### Consigne écrite 1
Recopiez mot pour mot les lignes du listing, en partant de sa première ligne et en allant jusqu'à la ligne qui contient « style-thumb-selected[interactable]: Central theme », celle-ci comprise.

+++ Texte fourni

Créé le 22-10-2012 à 17h30 - NOUVEL OBS Mis à jour à 17h30
ANTAKYA, Turquie (Reuters) - L'afflux de réfugiés syriens en Turquie attise les tensions dans la province d'Hatay, pourtant réputée pour sa tolérance et la position d'Ankara y dresse les coreligionnaires locaux de Bachar al Assad contre leur gouvernement.
Comme les insurgés syriens, les réfugiés sont pour la plupart de confession sunnite et leur présence n'est pas du goût des Turcs d'origine arabe issus comme le président syrien de la minorité alaouite.
Ces derniers sont en outre de plus en plus critiques envers une administration turque qui a pris fait et cause pour les rebelles, parmi lesquels figurent des extrémistes islamistes.
Pour la plupart des alaouites de la province d'Hatay, qui affiche une mixité confessionnelle sans équivalent dans une Turquie très majoritairement sunnite, le conflit n'affecte pas encore les relations entre les différentes communautés.
Mais certains craignent des représailles et d'autres font d'ores et déjà état d'incidents entre sunnites et alaouites. Selon l'un d'eux, des villages à dominante alaouite auraient même commencé à stocker des armes.
Le discours des autorités syriennes, qui parlent d'une campagne "terroriste" menée au détriment des minorités religieuses, trouve un écho particulier chez les alaouites de Turquie. A leurs yeux, Ankara joue la carte confessionnelle en apportant son plein soutien aux représentants de l'opposition et aux déserteurs, dont certains ont trouvé refuge en Turquie.
"Le gouvernement turc s'imagine-t-il vraiment que tout le monde l'aimera quand ce sera fini? La guerre ne débutera vraiment qu'avec le départ d'Assad", dit Aydin, un commerçant alaouite d'Antakya, l'Antioche biblique, chef lieu de la province d'Hatay.

++++++

### Consigne écrite 2
Veuillez corriger l'article ci-dessus sur les réfugiés syriens dans la province d'Hatay, en partant de « Ces derniers sont » et en allant jusqu'à « stocker des armes. », avec « rebelles » remplacé par « insurgés ».

+++ Données sources

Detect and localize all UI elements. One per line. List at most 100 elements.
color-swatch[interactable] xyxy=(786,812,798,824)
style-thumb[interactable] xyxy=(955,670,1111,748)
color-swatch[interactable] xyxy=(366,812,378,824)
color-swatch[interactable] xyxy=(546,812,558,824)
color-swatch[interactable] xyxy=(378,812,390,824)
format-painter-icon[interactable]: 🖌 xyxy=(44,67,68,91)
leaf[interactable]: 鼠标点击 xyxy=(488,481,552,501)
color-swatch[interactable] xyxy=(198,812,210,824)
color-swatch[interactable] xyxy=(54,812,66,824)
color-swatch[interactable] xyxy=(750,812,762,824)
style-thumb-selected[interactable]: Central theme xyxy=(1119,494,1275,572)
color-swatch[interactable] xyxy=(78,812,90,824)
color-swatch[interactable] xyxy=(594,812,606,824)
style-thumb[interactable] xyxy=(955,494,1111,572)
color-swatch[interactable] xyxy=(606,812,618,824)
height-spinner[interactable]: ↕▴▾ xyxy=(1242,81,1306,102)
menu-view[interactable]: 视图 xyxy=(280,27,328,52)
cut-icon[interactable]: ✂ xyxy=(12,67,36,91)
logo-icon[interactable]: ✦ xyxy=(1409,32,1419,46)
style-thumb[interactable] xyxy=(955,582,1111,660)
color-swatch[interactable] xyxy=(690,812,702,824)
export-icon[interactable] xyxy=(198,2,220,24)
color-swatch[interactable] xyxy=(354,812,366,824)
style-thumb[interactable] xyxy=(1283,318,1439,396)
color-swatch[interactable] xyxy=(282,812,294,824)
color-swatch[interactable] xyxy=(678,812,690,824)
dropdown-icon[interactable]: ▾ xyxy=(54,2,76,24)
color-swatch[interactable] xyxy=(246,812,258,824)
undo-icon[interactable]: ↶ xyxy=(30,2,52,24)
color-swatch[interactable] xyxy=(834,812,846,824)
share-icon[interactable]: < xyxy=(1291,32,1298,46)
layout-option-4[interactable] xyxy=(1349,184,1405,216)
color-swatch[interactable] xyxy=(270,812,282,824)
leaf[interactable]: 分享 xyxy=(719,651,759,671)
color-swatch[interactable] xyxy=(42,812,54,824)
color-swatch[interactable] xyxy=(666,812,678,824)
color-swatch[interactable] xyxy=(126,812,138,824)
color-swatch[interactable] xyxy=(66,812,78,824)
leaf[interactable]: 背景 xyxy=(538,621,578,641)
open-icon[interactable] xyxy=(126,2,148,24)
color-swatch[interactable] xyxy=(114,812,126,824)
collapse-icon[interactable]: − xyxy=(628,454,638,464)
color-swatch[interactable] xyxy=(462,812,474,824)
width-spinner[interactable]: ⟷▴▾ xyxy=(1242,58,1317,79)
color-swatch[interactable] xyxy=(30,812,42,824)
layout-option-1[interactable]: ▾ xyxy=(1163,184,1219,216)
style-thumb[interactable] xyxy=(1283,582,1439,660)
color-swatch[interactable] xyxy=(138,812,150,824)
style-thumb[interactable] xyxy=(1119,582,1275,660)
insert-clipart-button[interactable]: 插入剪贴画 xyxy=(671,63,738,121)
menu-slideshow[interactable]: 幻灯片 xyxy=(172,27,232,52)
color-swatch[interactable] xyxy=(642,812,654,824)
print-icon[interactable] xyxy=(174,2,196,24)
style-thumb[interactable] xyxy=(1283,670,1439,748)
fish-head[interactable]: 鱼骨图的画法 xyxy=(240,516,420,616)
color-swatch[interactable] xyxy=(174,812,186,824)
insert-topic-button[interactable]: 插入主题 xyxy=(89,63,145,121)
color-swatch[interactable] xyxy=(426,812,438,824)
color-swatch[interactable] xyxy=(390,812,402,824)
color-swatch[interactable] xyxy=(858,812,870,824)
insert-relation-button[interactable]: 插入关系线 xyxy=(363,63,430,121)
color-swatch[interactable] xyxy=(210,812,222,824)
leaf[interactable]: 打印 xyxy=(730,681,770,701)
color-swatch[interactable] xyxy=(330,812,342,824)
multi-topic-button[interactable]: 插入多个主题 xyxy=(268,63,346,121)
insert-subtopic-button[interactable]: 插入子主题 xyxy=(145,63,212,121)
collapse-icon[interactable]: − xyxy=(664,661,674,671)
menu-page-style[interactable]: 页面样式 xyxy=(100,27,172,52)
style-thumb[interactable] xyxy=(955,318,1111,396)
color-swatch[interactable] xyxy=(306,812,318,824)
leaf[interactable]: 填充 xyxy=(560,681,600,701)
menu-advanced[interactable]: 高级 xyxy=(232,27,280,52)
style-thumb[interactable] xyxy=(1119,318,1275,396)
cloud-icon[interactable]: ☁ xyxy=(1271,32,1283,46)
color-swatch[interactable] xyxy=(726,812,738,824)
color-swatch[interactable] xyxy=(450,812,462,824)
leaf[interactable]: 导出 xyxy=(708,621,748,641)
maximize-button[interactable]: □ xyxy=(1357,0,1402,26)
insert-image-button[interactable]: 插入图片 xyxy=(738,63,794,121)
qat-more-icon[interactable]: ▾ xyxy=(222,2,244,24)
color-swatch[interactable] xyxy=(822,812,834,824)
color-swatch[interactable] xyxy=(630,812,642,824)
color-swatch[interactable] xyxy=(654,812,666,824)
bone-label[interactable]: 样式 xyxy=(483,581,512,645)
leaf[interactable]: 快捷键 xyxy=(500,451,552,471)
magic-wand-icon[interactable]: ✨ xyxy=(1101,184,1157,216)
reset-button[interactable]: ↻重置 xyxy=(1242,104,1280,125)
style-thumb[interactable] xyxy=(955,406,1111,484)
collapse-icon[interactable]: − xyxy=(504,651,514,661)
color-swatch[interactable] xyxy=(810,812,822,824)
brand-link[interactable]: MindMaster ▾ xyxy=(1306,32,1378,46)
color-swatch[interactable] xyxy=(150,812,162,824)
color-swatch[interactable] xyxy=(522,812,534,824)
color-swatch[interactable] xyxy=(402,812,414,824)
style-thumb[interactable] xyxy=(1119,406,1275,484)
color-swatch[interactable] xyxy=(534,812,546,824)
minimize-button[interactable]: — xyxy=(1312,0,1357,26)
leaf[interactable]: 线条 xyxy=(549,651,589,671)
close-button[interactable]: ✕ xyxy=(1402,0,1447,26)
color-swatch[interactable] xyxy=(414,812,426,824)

++++++

### Résultat attendu 1
Detect and localize all UI elements. One per line. List at most 100 elements.
color-swatch[interactable] xyxy=(786,812,798,824)
style-thumb[interactable] xyxy=(955,670,1111,748)
color-swatch[interactable] xyxy=(366,812,378,824)
color-swatch[interactable] xyxy=(546,812,558,824)
color-swatch[interactable] xyxy=(378,812,390,824)
format-painter-icon[interactable]: 🖌 xyxy=(44,67,68,91)
leaf[interactable]: 鼠标点击 xyxy=(488,481,552,501)
color-swatch[interactable] xyxy=(198,812,210,824)
color-swatch[interactable] xyxy=(54,812,66,824)
color-swatch[interactable] xyxy=(750,812,762,824)
style-thumb-selected[interactable]: Central theme xyxy=(1119,494,1275,572)

### Résultat attendu 2
Ces derniers sont en outre de plus en plus critiques envers une administration turque qui a pris fait et cause pour les insurgés, parmi lesquels figurent des extrémistes islamistes.
Pour la plupart des alaouites de la province d'Hatay, qui affiche une mixité confessionnelle sans équivalent dans une Turquie très majoritairement sunnite, le conflit n'affecte pas encore les relations entre les différentes communautés.
Mais certains craignent des représailles et d'autres font d'ores et déjà état d'incidents entre sunnites et alaouites. Selon l'un d'eux, des villages à dominante alaouite auraient même commencé à stocker des armes.